[EXERCISE PROMPT]
Give the count of lines holding the string "cette" and nothing else.

Items listed in a dataset
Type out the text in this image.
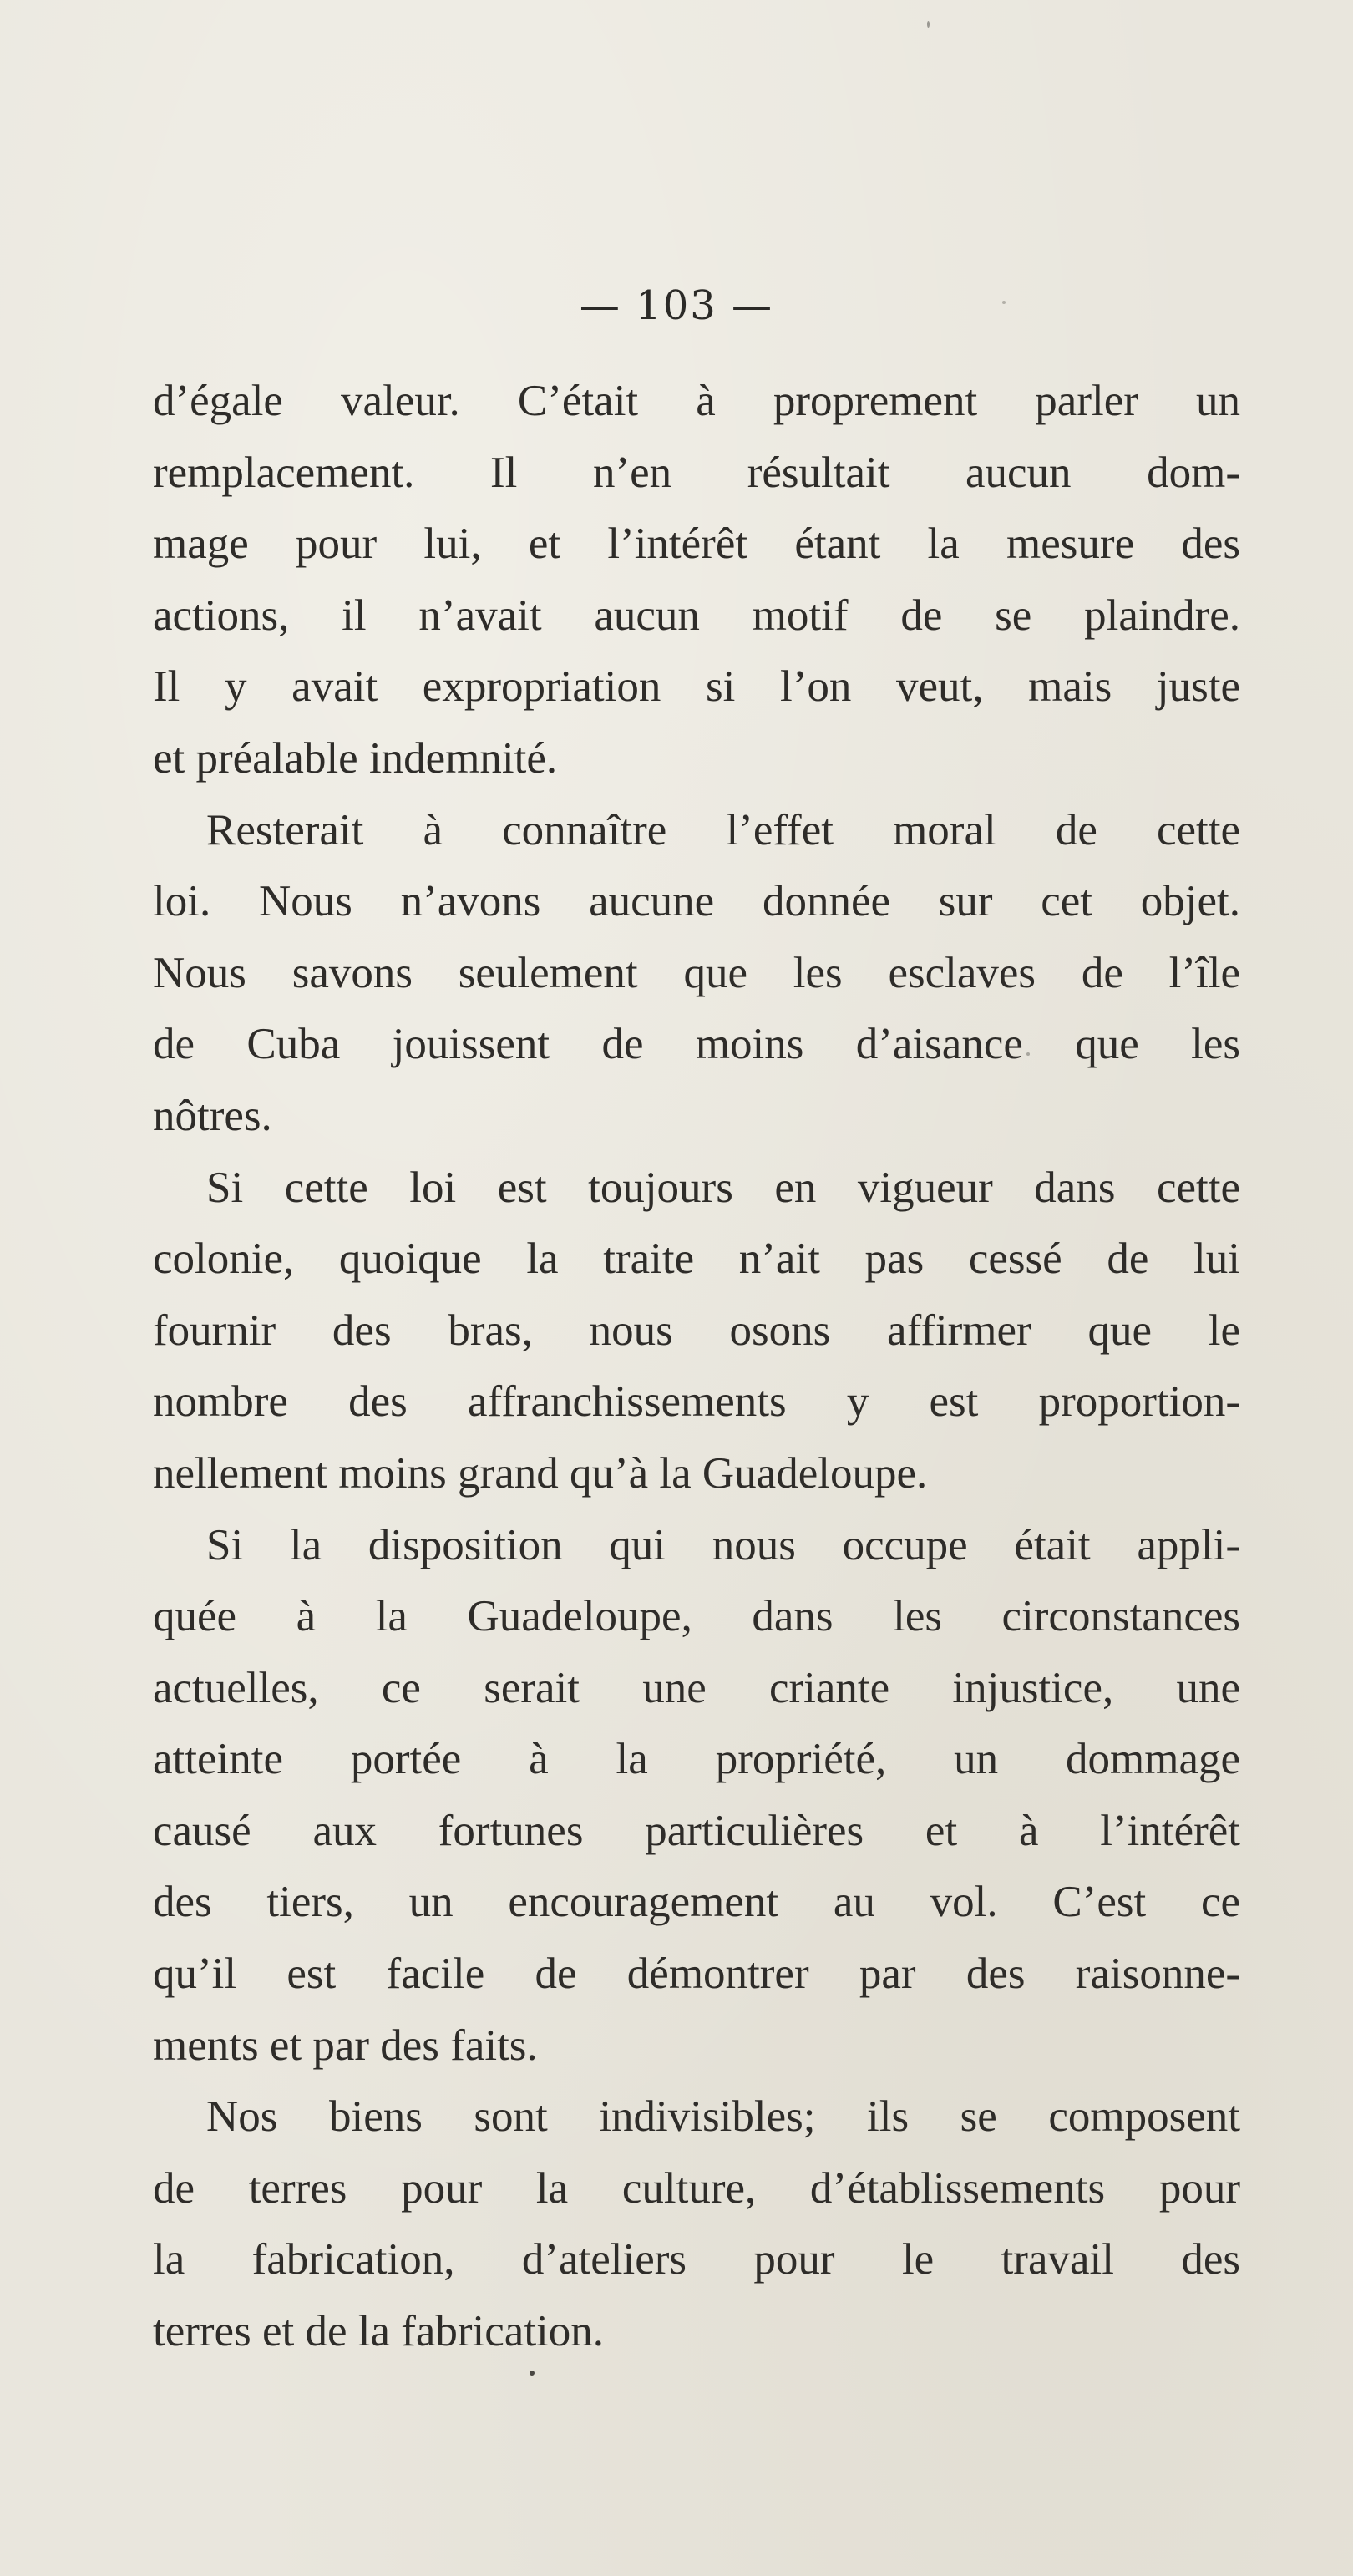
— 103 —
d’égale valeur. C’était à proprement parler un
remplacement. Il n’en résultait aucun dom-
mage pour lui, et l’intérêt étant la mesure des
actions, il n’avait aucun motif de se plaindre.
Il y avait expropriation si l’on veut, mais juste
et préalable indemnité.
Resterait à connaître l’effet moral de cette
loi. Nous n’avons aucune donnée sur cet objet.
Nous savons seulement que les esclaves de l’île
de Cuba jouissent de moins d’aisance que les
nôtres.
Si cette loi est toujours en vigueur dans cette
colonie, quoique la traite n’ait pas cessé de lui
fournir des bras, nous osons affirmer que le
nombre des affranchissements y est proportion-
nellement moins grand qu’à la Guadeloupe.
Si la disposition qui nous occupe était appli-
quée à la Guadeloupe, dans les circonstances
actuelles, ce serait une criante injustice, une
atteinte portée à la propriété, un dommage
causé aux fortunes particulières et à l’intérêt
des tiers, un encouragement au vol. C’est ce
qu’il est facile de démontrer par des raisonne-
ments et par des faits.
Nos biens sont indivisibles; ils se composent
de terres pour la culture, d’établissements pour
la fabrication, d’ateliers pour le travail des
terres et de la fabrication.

* * *

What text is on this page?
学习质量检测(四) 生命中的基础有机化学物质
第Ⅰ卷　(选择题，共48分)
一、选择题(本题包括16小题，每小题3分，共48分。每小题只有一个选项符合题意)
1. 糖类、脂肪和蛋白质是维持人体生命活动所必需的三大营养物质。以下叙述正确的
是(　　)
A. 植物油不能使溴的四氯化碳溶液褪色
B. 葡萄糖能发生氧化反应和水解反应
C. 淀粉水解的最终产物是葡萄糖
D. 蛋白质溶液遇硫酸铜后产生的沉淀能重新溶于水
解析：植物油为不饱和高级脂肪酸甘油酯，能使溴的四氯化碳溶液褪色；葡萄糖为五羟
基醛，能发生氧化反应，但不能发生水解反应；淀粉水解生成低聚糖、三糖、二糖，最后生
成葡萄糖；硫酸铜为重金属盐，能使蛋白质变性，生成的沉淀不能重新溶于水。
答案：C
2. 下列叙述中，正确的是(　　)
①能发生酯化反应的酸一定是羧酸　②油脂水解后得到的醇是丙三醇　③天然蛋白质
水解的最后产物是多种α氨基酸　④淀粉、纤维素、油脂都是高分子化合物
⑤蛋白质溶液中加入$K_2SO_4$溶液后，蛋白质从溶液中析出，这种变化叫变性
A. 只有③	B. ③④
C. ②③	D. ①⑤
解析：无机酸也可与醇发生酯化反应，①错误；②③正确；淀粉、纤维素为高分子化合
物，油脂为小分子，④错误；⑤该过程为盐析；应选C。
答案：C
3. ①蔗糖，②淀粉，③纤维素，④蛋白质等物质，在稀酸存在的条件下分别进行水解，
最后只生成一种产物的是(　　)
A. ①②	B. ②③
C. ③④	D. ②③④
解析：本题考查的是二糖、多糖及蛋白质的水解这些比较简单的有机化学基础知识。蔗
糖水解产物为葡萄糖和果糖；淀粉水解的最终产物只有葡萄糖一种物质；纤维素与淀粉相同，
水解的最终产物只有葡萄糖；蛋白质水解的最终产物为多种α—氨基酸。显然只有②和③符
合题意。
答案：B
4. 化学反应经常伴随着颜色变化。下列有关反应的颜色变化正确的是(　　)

[SOLUTION TO THE PROBLEM]
2